- [Given request]
Whenever a line below holds the word "reserved", copy that line.

- [Data for the task]
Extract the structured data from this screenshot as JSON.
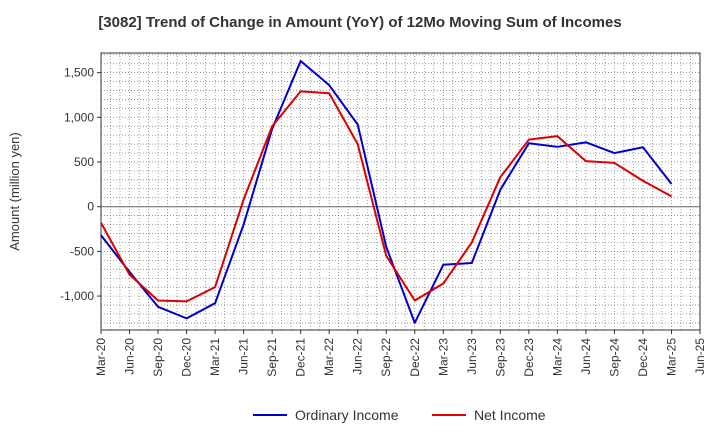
{
  "chart_data": {
    "type": "line",
    "title": "[3082]  Trend of Change in Amount (YoY) of 12Mo Moving Sum of Incomes",
    "ylabel": "Amount (million yen)",
    "xlabel": "",
    "ylim": [
      -1380,
      1720
    ],
    "yticks": [
      -1000,
      -500,
      0,
      500,
      1000,
      1500
    ],
    "ytick_labels": [
      "-1,000",
      "-500",
      "0",
      "500",
      "1,000",
      "1,500"
    ],
    "x_tick_labels": [
      "Mar-20",
      "Jun-20",
      "Sep-20",
      "Dec-20",
      "Mar-21",
      "Jun-21",
      "Sep-21",
      "Dec-21",
      "Mar-22",
      "Jun-22",
      "Sep-22",
      "Dec-22",
      "Mar-23",
      "Jun-23",
      "Sep-23",
      "Dec-23",
      "Mar-24",
      "Jun-24",
      "Sep-24",
      "Dec-24",
      "Mar-25",
      "Jun-25"
    ],
    "categories": [
      "Mar-20",
      "Apr-20",
      "May-20",
      "Jun-20",
      "Jul-20",
      "Aug-20",
      "Sep-20",
      "Oct-20",
      "Nov-20",
      "Dec-20",
      "Jan-21",
      "Feb-21",
      "Mar-21",
      "Apr-21",
      "May-21",
      "Jun-21",
      "Jul-21",
      "Aug-21",
      "Sep-21",
      "Oct-21",
      "Nov-21",
      "Dec-21",
      "Jan-22",
      "Feb-22",
      "Mar-22",
      "Apr-22",
      "May-22",
      "Jun-22",
      "Jul-22",
      "Aug-22",
      "Sep-22",
      "Oct-22",
      "Nov-22",
      "Dec-22",
      "Jan-23",
      "Feb-23",
      "Mar-23",
      "Apr-23",
      "May-23",
      "Jun-23",
      "Jul-23",
      "Aug-23",
      "Sep-23",
      "Oct-23",
      "Nov-23",
      "Dec-23",
      "Jan-24",
      "Feb-24",
      "Mar-24",
      "Apr-24",
      "May-24",
      "Jun-24",
      "Jul-24",
      "Aug-24",
      "Sep-24",
      "Oct-24",
      "Nov-24",
      "Dec-24",
      "Jan-25",
      "Feb-25",
      "Mar-25",
      "Apr-25",
      "May-25",
      "Jun-25"
    ],
    "grid": true,
    "legend_position": "bottom-center",
    "series": [
      {
        "name": "Ordinary Income",
        "color": "#0000cc",
        "points": [
          {
            "x": "Mar-20",
            "y": -320
          },
          {
            "x": "Jun-20",
            "y": -730
          },
          {
            "x": "Sep-20",
            "y": -1120
          },
          {
            "x": "Dec-20",
            "y": -1250
          },
          {
            "x": "Mar-21",
            "y": -1080
          },
          {
            "x": "Jun-21",
            "y": -200
          },
          {
            "x": "Sep-21",
            "y": 870
          },
          {
            "x": "Dec-21",
            "y": 1630
          },
          {
            "x": "Mar-22",
            "y": 1360
          },
          {
            "x": "Jun-22",
            "y": 920
          },
          {
            "x": "Sep-22",
            "y": -450
          },
          {
            "x": "Dec-22",
            "y": -1300
          },
          {
            "x": "Mar-23",
            "y": -650
          },
          {
            "x": "Jun-23",
            "y": -630
          },
          {
            "x": "Sep-23",
            "y": 190
          },
          {
            "x": "Dec-23",
            "y": 710
          },
          {
            "x": "Mar-24",
            "y": 670
          },
          {
            "x": "Jun-24",
            "y": 720
          },
          {
            "x": "Sep-24",
            "y": 600
          },
          {
            "x": "Dec-24",
            "y": 665
          },
          {
            "x": "Mar-25",
            "y": 255
          }
        ]
      },
      {
        "name": "Net Income",
        "color": "#dd0000",
        "points": [
          {
            "x": "Mar-20",
            "y": -180
          },
          {
            "x": "Jun-20",
            "y": -760
          },
          {
            "x": "Sep-20",
            "y": -1050
          },
          {
            "x": "Dec-20",
            "y": -1060
          },
          {
            "x": "Mar-21",
            "y": -900
          },
          {
            "x": "Jun-21",
            "y": 80
          },
          {
            "x": "Sep-21",
            "y": 900
          },
          {
            "x": "Dec-21",
            "y": 1290
          },
          {
            "x": "Mar-22",
            "y": 1270
          },
          {
            "x": "Jun-22",
            "y": 700
          },
          {
            "x": "Sep-22",
            "y": -550
          },
          {
            "x": "Dec-22",
            "y": -1050
          },
          {
            "x": "Mar-23",
            "y": -860
          },
          {
            "x": "Jun-23",
            "y": -400
          },
          {
            "x": "Sep-23",
            "y": 330
          },
          {
            "x": "Dec-23",
            "y": 750
          },
          {
            "x": "Mar-24",
            "y": 790
          },
          {
            "x": "Jun-24",
            "y": 510
          },
          {
            "x": "Sep-24",
            "y": 490
          },
          {
            "x": "Dec-24",
            "y": 290
          },
          {
            "x": "Mar-25",
            "y": 115
          }
        ]
      }
    ]
  }
}
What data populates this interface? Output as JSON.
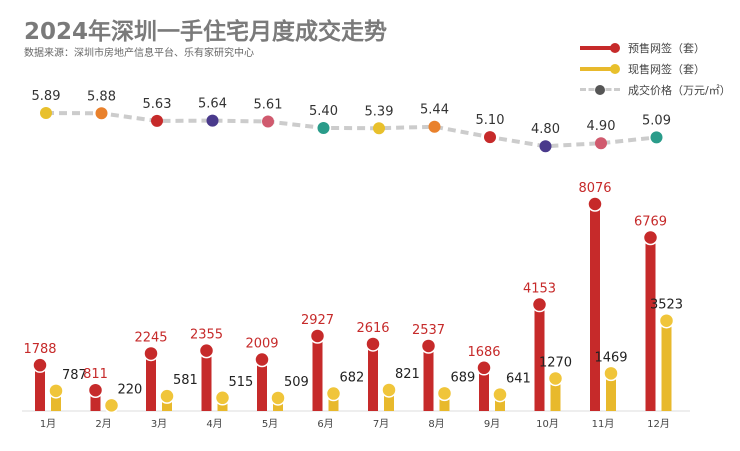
{
  "title": "2024年深圳一手住宅月度成交走势",
  "source": "数据来源：深圳市房地产信息平台、乐有家研究中心",
  "colors": {
    "presale": "#c62a2a",
    "current": "#e8b92c",
    "price_line": "#cccccc"
  },
  "chart_data": {
    "type": "bar+line",
    "categories": [
      "1月",
      "2月",
      "3月",
      "4月",
      "5月",
      "6月",
      "7月",
      "8月",
      "9月",
      "10月",
      "11月",
      "12月"
    ],
    "series": [
      {
        "name": "预售网签（套）",
        "type": "bar",
        "values": [
          1788,
          811,
          2245,
          2355,
          2009,
          2927,
          2616,
          2537,
          1686,
          4153,
          8076,
          6769
        ]
      },
      {
        "name": "现售网签（套）",
        "type": "bar",
        "values": [
          787,
          220,
          581,
          515,
          509,
          682,
          821,
          689,
          641,
          1270,
          1469,
          3523
        ]
      },
      {
        "name": "成交价格（万元/㎡）",
        "type": "line",
        "values": [
          5.89,
          5.88,
          5.63,
          5.64,
          5.61,
          5.4,
          5.39,
          5.44,
          5.1,
          4.8,
          4.9,
          5.09
        ],
        "marker_colors": [
          "#e8c02c",
          "#e9812c",
          "#c62a2a",
          "#4a3a8c",
          "#d05a6e",
          "#2a9c8a",
          "#e8c02c",
          "#e9812c",
          "#c62a2a",
          "#4a3a8c",
          "#d05a6e",
          "#2a9c8a"
        ]
      }
    ],
    "legend": "top-right",
    "grid": false
  }
}
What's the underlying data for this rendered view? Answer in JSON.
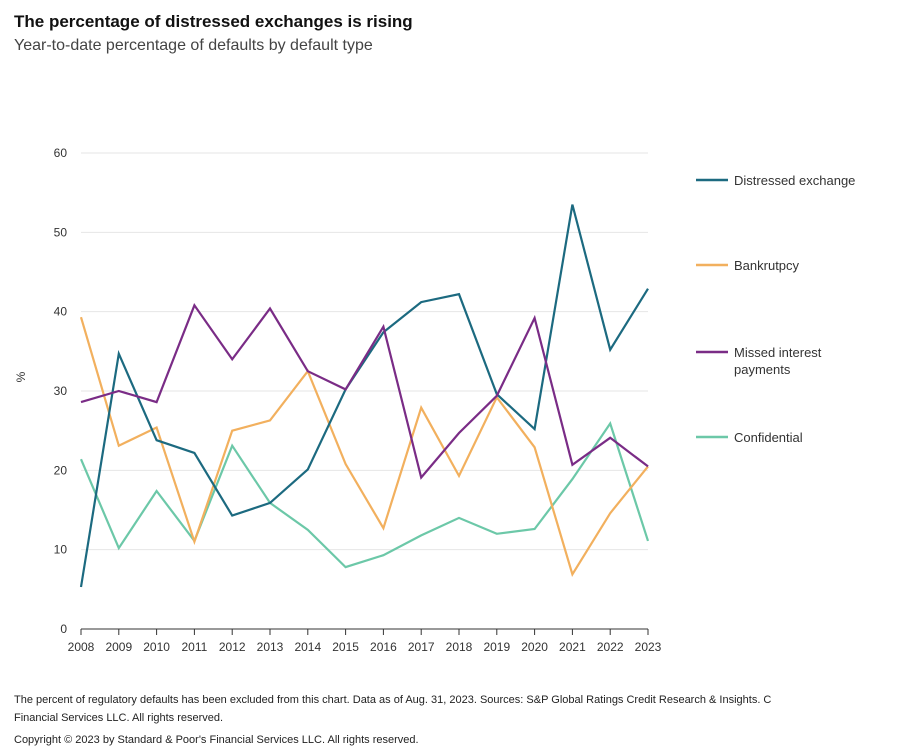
{
  "header": {
    "title": "The percentage of distressed exchanges is rising",
    "subtitle": "Year-to-date percentage of defaults by default type"
  },
  "footer": {
    "line1": "The percent of regulatory defaults has been excluded from this chart. Data as of Aug. 31, 2023. Sources: S&P Global Ratings Credit Research & Insights. C",
    "line2": "Financial Services LLC. All rights reserved.",
    "line3": "Copyright © 2023 by Standard & Poor's Financial Services LLC. All rights reserved."
  },
  "chart_data": {
    "type": "line",
    "title": "The percentage of distressed exchanges is rising",
    "subtitle": "Year-to-date percentage of defaults by default type",
    "xlabel": "",
    "ylabel": "%",
    "ylim": [
      0,
      60
    ],
    "yticks": [
      0,
      10,
      20,
      30,
      40,
      50,
      60
    ],
    "grid": true,
    "legend_position": "right",
    "categories": [
      "2008",
      "2009",
      "2010",
      "2011",
      "2012",
      "2013",
      "2014",
      "2015",
      "2016",
      "2017",
      "2018",
      "2019",
      "2020",
      "2021",
      "2022",
      "2023"
    ],
    "series": [
      {
        "name": "Distressed exchange",
        "color": "#1c6a80",
        "values": [
          5.3,
          34.7,
          23.8,
          22.2,
          14.3,
          15.9,
          20.1,
          30.2,
          37.4,
          41.2,
          42.2,
          29.6,
          25.2,
          53.5,
          35.2,
          42.9
        ]
      },
      {
        "name": "Bankrutpcy",
        "color": "#f2b05e",
        "values": [
          39.3,
          23.1,
          25.4,
          11.0,
          25.0,
          26.3,
          32.5,
          20.8,
          12.7,
          27.9,
          19.3,
          29.2,
          22.9,
          6.9,
          14.6,
          20.5
        ]
      },
      {
        "name": "Missed interest payments",
        "legend_lines": [
          "Missed interest",
          "payments"
        ],
        "color": "#7a2c86",
        "values": [
          28.6,
          30.0,
          28.6,
          40.8,
          34.0,
          40.4,
          32.5,
          30.2,
          38.1,
          19.1,
          24.7,
          29.4,
          39.2,
          20.7,
          24.1,
          20.5
        ]
      },
      {
        "name": "Confidential",
        "color": "#6cc8a8",
        "values": [
          21.4,
          10.2,
          17.4,
          11.1,
          23.1,
          15.9,
          12.5,
          7.8,
          9.3,
          11.8,
          14.0,
          12.0,
          12.6,
          18.9,
          25.9,
          11.1
        ]
      }
    ]
  }
}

- [Worked solution]
    "line2": "Financial Services LLC. All rights reserved.",
    "line3": "Copyright © 2023 by Standard & Poor's Financial Services LLC. All rights reserved."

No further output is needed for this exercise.